**Task prompt**. Repeat every record below exactly as written.

Stored data
____________
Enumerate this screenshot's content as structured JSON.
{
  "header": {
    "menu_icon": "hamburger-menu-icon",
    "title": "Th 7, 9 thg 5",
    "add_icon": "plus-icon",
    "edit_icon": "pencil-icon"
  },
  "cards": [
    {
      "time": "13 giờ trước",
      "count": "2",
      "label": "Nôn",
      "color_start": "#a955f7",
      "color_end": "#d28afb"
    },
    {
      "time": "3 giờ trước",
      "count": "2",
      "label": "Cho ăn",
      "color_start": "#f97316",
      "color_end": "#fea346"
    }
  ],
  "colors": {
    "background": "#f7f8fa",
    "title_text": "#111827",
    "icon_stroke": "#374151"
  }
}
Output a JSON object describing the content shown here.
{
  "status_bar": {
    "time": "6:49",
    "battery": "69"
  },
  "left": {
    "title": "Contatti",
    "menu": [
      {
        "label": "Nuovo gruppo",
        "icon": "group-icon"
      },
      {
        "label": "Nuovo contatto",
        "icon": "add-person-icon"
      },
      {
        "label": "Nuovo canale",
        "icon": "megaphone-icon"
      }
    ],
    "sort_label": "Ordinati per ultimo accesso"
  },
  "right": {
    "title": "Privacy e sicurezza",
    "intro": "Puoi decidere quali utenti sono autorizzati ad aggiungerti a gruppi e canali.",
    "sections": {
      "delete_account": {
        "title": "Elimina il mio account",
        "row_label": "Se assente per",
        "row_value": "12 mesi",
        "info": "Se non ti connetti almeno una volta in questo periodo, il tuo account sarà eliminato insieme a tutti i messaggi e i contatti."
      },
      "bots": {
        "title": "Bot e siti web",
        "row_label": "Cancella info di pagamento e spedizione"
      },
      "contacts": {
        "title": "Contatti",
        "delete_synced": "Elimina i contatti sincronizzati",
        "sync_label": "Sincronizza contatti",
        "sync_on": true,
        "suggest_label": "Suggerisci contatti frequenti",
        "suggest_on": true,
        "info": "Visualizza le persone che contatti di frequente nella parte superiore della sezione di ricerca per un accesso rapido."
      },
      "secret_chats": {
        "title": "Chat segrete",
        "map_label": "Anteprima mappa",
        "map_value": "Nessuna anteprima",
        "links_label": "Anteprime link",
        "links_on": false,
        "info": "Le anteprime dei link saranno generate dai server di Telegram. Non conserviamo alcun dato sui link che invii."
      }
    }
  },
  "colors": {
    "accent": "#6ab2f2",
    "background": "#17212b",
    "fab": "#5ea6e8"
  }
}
____________
**Completed task**.
Enumerate this screenshot's content as structured JSON.
{
  "header": {
    "menu_icon": "hamburger-menu-icon",
    "title": "Th 7, 9 thg 5",
    "add_icon": "plus-icon",
    "edit_icon": "pencil-icon"
  },
  "cards": [
    {
      "time": "13 giờ trước",
      "count": "2",
      "label": "Nôn",
      "color_start": "#a955f7",
      "color_end": "#d28afb"
    },
    {
      "time": "3 giờ trước",
      "count": "2",
      "label": "Cho ăn",
      "color_start": "#f97316",
      "color_end": "#fea346"
    }
  ],
  "colors": {
    "background": "#f7f8fa",
    "title_text": "#111827",
    "icon_stroke": "#374151"
  }
}
Output a JSON object describing the content shown here.
{
  "status_bar": {
    "time": "6:49",
    "battery": "69"
  },
  "left": {
    "title": "Contatti",
    "menu": [
      {
        "label": "Nuovo gruppo",
        "icon": "group-icon"
      },
      {
        "label": "Nuovo contatto",
        "icon": "add-person-icon"
      },
      {
        "label": "Nuovo canale",
        "icon": "megaphone-icon"
      }
    ],
    "sort_label": "Ordinati per ultimo accesso"
  },
  "right": {
    "title": "Privacy e sicurezza",
    "intro": "Puoi decidere quali utenti sono autorizzati ad aggiungerti a gruppi e canali.",
    "sections": {
      "delete_account": {
        "title": "Elimina il mio account",
        "row_label": "Se assente per",
        "row_value": "12 mesi",
        "info": "Se non ti connetti almeno una volta in questo periodo, il tuo account sarà eliminato insieme a tutti i messaggi e i contatti."
      },
      "bots": {
        "title": "Bot e siti web",
        "row_label": "Cancella info di pagamento e spedizione"
      },
      "contacts": {
        "title": "Contatti",
        "delete_synced": "Elimina i contatti sincronizzati",
        "sync_label": "Sincronizza contatti",
        "sync_on": true,
        "suggest_label": "Suggerisci contatti frequenti",
        "suggest_on": true,
        "info": "Visualizza le persone che contatti di frequente nella parte superiore della sezione di ricerca per un accesso rapido."
      },
      "secret_chats": {
        "title": "Chat segrete",
        "map_label": "Anteprima mappa",
        "map_value": "Nessuna anteprima",
        "links_label": "Anteprime link",
        "links_on": false,
        "info": "Le anteprime dei link saranno generate dai server di Telegram. Non conserviamo alcun dato sui link che invii."
      }
    }
  },
  "colors": {
    "accent": "#6ab2f2",
    "background": "#17212b",
    "fab": "#5ea6e8"
  }
}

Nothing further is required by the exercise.